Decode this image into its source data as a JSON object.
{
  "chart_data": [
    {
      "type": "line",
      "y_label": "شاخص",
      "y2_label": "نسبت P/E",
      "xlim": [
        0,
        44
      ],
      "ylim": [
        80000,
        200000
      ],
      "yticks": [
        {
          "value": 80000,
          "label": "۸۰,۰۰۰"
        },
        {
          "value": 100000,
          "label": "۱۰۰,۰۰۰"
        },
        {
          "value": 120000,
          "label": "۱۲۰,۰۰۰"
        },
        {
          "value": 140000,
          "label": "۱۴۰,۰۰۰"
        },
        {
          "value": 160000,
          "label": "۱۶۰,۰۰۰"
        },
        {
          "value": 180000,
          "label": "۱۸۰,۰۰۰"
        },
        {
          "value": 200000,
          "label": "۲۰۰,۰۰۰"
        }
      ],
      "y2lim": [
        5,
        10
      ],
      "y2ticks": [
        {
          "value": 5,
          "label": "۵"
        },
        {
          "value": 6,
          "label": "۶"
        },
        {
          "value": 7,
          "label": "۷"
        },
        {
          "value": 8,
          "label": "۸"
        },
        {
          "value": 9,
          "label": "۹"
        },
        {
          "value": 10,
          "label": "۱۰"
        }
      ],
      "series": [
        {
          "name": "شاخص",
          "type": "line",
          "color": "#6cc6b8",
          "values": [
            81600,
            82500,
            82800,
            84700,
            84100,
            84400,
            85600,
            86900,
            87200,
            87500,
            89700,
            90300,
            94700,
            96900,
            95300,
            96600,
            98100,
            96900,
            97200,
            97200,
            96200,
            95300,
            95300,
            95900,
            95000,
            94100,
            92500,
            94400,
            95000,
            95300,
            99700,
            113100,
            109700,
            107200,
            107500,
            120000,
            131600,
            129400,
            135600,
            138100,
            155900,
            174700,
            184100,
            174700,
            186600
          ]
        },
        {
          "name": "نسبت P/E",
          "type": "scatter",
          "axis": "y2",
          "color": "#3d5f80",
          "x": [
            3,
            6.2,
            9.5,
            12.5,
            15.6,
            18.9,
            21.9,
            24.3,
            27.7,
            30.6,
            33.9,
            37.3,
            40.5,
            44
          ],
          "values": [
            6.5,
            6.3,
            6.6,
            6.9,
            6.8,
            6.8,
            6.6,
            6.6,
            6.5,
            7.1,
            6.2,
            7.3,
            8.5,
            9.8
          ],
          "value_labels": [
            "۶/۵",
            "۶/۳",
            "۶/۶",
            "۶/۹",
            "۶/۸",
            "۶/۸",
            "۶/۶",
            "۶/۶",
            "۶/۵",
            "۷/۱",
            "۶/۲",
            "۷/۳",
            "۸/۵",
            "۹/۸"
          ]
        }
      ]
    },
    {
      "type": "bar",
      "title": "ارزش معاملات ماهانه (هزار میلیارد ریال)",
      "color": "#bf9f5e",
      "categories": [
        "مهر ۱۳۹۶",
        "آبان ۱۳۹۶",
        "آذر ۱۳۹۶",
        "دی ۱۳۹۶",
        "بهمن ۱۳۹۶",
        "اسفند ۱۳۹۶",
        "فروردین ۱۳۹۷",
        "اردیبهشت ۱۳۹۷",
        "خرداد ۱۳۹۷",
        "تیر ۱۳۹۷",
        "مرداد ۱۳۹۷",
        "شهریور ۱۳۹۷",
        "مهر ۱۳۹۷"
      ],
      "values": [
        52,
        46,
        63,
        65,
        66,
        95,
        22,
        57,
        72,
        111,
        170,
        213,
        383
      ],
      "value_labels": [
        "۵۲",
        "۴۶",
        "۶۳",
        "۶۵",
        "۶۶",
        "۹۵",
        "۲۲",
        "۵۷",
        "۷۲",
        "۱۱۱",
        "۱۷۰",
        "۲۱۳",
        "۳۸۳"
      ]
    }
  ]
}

···

Make an exact copy of the data above.

→ Reply
Decode this image into its source data as a JSON object.
{
  "chart_data": [
    {
      "type": "line",
      "y_label": "شاخص",
      "y2_label": "نسبت P/E",
      "xlim": [
        0,
        44
      ],
      "ylim": [
        80000,
        200000
      ],
      "yticks": [
        {
          "value": 80000,
          "label": "۸۰,۰۰۰"
        },
        {
          "value": 100000,
          "label": "۱۰۰,۰۰۰"
        },
        {
          "value": 120000,
          "label": "۱۲۰,۰۰۰"
        },
        {
          "value": 140000,
          "label": "۱۴۰,۰۰۰"
        },
        {
          "value": 160000,
          "label": "۱۶۰,۰۰۰"
        },
        {
          "value": 180000,
          "label": "۱۸۰,۰۰۰"
        },
        {
          "value": 200000,
          "label": "۲۰۰,۰۰۰"
        }
      ],
      "y2lim": [
        5,
        10
      ],
      "y2ticks": [
        {
          "value": 5,
          "label": "۵"
        },
        {
          "value": 6,
          "label": "۶"
        },
        {
          "value": 7,
          "label": "۷"
        },
        {
          "value": 8,
          "label": "۸"
        },
        {
          "value": 9,
          "label": "۹"
        },
        {
          "value": 10,
          "label": "۱۰"
        }
      ],
      "series": [
        {
          "name": "شاخص",
          "type": "line",
          "color": "#6cc6b8",
          "values": [
            81600,
            82500,
            82800,
            84700,
            84100,
            84400,
            85600,
            86900,
            87200,
            87500,
            89700,
            90300,
            94700,
            96900,
            95300,
            96600,
            98100,
            96900,
            97200,
            97200,
            96200,
            95300,
            95300,
            95900,
            95000,
            94100,
            92500,
            94400,
            95000,
            95300,
            99700,
            113100,
            109700,
            107200,
            107500,
            120000,
            131600,
            129400,
            135600,
            138100,
            155900,
            174700,
            184100,
            174700,
            186600
          ]
        },
        {
          "name": "نسبت P/E",
          "type": "scatter",
          "axis": "y2",
          "color": "#3d5f80",
          "x": [
            3,
            6.2,
            9.5,
            12.5,
            15.6,
            18.9,
            21.9,
            24.3,
            27.7,
            30.6,
            33.9,
            37.3,
            40.5,
            44
          ],
          "values": [
            6.5,
            6.3,
            6.6,
            6.9,
            6.8,
            6.8,
            6.6,
            6.6,
            6.5,
            7.1,
            6.2,
            7.3,
            8.5,
            9.8
          ],
          "value_labels": [
            "۶/۵",
            "۶/۳",
            "۶/۶",
            "۶/۹",
            "۶/۸",
            "۶/۸",
            "۶/۶",
            "۶/۶",
            "۶/۵",
            "۷/۱",
            "۶/۲",
            "۷/۳",
            "۸/۵",
            "۹/۸"
          ]
        }
      ]
    },
    {
      "type": "bar",
      "title": "ارزش معاملات ماهانه (هزار میلیارد ریال)",
      "color": "#bf9f5e",
      "categories": [
        "مهر ۱۳۹۶",
        "آبان ۱۳۹۶",
        "آذر ۱۳۹۶",
        "دی ۱۳۹۶",
        "بهمن ۱۳۹۶",
        "اسفند ۱۳۹۶",
        "فروردین ۱۳۹۷",
        "اردیبهشت ۱۳۹۷",
        "خرداد ۱۳۹۷",
        "تیر ۱۳۹۷",
        "مرداد ۱۳۹۷",
        "شهریور ۱۳۹۷",
        "مهر ۱۳۹۷"
      ],
      "values": [
        52,
        46,
        63,
        65,
        66,
        95,
        22,
        57,
        72,
        111,
        170,
        213,
        383
      ],
      "value_labels": [
        "۵۲",
        "۴۶",
        "۶۳",
        "۶۵",
        "۶۶",
        "۹۵",
        "۲۲",
        "۵۷",
        "۷۲",
        "۱۱۱",
        "۱۷۰",
        "۲۱۳",
        "۳۸۳"
      ]
    }
  ]
}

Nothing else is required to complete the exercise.